TASK STATEMENT:
Which lines in the material below contain the word "części"? Copy each of them.

(Dataset entries on figures)
------------------------
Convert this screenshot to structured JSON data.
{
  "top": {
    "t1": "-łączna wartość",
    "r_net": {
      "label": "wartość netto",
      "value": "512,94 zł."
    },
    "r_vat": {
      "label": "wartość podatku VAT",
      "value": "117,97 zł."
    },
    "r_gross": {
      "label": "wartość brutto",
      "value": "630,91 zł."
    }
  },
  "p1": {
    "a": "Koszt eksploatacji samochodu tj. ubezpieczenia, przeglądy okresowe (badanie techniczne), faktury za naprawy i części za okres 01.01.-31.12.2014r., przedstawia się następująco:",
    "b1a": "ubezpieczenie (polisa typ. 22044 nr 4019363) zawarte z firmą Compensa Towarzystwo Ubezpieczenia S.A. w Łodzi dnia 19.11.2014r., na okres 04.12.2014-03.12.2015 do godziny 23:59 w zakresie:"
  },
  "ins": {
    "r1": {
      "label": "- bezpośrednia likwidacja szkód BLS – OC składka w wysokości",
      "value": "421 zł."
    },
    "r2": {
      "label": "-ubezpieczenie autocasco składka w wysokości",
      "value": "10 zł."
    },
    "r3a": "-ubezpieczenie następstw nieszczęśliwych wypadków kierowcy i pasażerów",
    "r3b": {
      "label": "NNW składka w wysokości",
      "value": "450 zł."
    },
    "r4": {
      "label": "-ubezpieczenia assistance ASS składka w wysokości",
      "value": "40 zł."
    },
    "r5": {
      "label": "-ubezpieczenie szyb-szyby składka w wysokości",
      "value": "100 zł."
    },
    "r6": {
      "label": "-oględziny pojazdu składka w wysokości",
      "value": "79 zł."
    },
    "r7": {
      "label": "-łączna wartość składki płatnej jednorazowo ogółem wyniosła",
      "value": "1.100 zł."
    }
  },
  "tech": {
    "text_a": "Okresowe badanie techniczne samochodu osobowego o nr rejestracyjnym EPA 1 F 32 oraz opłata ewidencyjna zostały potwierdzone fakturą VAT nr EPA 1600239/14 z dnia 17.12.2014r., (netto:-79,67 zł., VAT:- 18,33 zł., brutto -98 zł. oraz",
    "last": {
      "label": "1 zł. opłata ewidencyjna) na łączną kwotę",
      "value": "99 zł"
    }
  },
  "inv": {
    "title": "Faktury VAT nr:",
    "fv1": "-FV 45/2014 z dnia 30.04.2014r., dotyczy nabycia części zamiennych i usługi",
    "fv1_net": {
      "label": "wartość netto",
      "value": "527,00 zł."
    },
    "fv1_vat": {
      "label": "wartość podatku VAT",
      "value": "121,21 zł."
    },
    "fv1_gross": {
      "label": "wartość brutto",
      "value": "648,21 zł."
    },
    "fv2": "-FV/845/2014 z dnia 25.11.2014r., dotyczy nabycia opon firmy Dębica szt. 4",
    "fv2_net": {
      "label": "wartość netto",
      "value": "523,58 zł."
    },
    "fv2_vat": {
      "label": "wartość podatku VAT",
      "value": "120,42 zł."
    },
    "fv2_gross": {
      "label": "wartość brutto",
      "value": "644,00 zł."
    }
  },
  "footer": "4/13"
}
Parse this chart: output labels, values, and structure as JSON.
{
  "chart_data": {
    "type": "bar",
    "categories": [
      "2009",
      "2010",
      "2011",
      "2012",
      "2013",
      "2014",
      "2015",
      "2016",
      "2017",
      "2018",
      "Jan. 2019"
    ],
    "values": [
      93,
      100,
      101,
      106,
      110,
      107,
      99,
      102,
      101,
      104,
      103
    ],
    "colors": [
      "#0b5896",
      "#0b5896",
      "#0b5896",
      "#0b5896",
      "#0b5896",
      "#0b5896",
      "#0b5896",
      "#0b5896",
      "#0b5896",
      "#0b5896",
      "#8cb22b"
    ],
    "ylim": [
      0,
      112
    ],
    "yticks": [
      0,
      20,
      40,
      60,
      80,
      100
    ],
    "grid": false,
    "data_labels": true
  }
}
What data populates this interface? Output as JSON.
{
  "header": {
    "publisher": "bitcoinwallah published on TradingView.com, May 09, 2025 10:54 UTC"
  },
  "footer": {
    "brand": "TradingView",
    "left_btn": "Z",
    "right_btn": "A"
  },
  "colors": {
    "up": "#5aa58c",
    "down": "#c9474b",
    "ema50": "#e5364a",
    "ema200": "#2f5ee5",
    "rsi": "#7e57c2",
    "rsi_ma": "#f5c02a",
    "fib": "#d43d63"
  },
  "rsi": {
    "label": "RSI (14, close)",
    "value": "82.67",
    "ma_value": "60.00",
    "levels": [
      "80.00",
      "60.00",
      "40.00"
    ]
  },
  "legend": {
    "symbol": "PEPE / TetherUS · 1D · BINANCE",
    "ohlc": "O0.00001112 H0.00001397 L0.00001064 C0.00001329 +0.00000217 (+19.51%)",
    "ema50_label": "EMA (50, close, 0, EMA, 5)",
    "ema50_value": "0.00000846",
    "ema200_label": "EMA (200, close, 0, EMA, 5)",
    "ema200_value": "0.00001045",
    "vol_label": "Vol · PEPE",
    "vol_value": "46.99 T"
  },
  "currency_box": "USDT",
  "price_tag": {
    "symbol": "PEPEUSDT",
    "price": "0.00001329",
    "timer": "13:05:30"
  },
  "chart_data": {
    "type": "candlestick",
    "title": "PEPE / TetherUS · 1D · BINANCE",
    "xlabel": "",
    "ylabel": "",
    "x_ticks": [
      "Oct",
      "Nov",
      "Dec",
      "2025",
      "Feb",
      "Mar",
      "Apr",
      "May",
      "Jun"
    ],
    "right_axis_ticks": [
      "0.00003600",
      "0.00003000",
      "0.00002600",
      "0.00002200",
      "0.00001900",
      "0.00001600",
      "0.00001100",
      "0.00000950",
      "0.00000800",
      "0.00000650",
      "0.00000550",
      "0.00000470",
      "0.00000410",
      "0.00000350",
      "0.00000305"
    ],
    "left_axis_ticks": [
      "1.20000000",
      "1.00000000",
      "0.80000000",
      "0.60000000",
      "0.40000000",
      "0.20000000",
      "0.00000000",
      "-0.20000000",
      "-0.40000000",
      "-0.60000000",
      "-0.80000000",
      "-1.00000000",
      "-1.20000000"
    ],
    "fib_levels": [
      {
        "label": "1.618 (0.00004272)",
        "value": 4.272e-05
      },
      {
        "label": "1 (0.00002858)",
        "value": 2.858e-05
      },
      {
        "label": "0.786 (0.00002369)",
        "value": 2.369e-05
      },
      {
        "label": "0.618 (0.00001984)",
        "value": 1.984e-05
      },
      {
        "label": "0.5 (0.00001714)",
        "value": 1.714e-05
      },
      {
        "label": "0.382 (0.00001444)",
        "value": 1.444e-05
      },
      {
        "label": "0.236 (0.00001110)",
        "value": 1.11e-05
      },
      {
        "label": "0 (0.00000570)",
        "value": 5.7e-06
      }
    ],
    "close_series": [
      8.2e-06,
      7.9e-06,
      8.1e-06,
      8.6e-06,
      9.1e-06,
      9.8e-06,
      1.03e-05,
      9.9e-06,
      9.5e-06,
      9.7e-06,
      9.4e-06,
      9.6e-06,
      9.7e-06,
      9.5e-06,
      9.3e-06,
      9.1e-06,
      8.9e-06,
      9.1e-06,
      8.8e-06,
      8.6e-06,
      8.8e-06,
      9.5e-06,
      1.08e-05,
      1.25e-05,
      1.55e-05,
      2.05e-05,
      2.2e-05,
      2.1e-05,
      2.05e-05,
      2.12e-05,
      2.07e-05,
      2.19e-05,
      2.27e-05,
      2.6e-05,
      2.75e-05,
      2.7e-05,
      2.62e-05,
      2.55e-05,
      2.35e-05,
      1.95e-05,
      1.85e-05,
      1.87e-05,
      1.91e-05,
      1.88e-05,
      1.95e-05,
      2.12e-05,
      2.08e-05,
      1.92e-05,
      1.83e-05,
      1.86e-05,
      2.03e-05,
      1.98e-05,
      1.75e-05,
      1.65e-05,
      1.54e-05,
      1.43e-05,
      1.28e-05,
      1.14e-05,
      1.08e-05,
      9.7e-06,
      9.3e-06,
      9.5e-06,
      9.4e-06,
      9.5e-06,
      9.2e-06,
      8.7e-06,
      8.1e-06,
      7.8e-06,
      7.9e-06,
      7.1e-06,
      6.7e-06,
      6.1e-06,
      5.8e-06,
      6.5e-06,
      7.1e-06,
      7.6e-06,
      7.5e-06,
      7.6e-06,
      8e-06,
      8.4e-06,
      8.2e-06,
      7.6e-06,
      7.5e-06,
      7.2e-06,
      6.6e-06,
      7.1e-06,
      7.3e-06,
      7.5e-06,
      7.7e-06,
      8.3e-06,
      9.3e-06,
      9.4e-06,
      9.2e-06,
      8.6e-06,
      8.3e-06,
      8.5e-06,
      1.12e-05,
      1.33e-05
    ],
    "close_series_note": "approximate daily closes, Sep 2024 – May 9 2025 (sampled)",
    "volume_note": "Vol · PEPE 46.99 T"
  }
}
------------------------
TASK RESULT:
    "a": "Koszt eksploatacji samochodu tj. ubezpieczenia, przeglądy okresowe (badanie techniczne), faktury za naprawy i części za okres 01.01.-31.12.2014r., przedstawia się następująco:",
    "fv1": "-FV 45/2014 z dnia 30.04.2014r., dotyczy nabycia części zamiennych i usługi",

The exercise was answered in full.